> [WHAT IS REQUIRED]: Pictures do not belong in the copy, so please give every entry below again exactly.

> [Data entries]:

== == ==

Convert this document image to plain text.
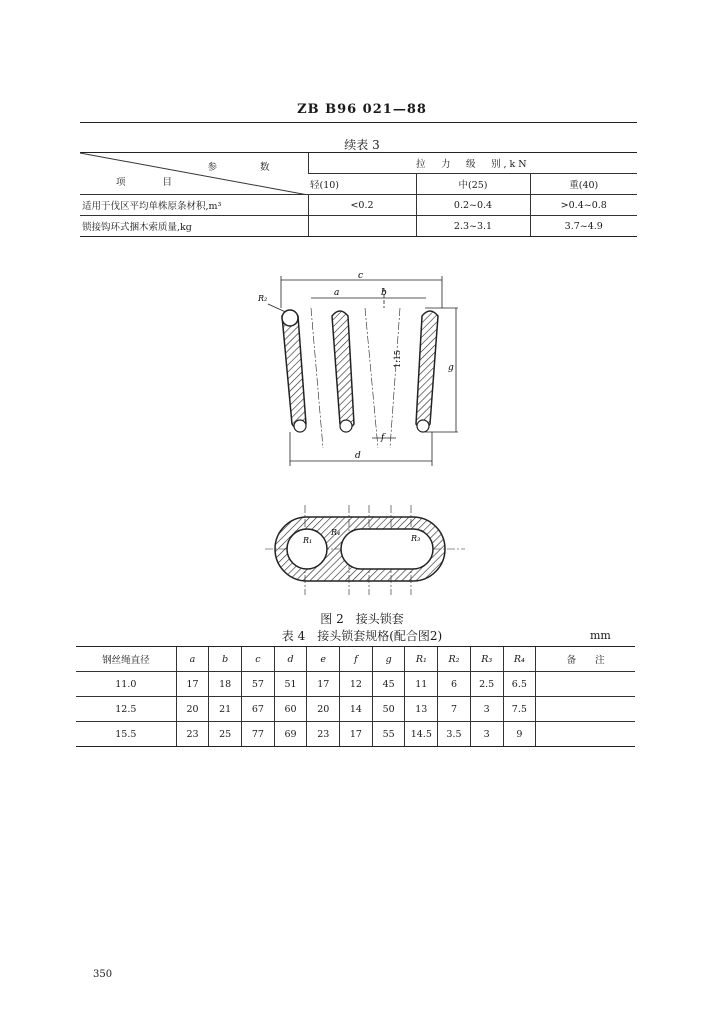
ZB B96 021—88
续表 3
参　　数
项　　目	拉　力　级　别,kN		
	轻(10)	中(25)	重(40)
适用于伐区平均单株原条材积,m³	<0.2	0.2~0.4	>0.4~0.8
锁接钩环式捆木索质量,kg		2.3~3.1	3.7~4.9
c
a	b
R₂
1:15	g
f
d
R₁
R₄
R₃
图 2　接头锁套
表 4　接头锁套规格(配合图2)	mm
钢丝绳直径	a	b	c	d	e	f	g	R₁	R₂	R₃	R₄	备　　注
11.0	17	18	57	51	17	12	45	11	6	2.5	6.5	
12.5	20	21	67	60	20	14	50	13	7	3	7.5	
15.5	23	25	77	69	23	17	55	14.5	3.5	3	9	
350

== == ==

> [OUTPUT]:
Convert this document image to plain text.
ZB B96 021—88
续表 3
参　　数
项　　目	拉　力　级　别,kN		
	轻(10)	中(25)	重(40)
适用于伐区平均单株原条材积,m³	<0.2	0.2~0.4	>0.4~0.8
锁接钩环式捆木索质量,kg		2.3~3.1	3.7~4.9
c
a	b
R₂
1:15	g
f
d
R₁
R₄
R₃
图 2　接头锁套
表 4　接头锁套规格(配合图2)	mm
钢丝绳直径	a	b	c	d	e	f	g	R₁	R₂	R₃	R₄	备　　注
11.0	17	18	57	51	17	12	45	11	6	2.5	6.5	
12.5	20	21	67	60	20	14	50	13	7	3	7.5	
15.5	23	25	77	69	23	17	55	14.5	3.5	3	9	
350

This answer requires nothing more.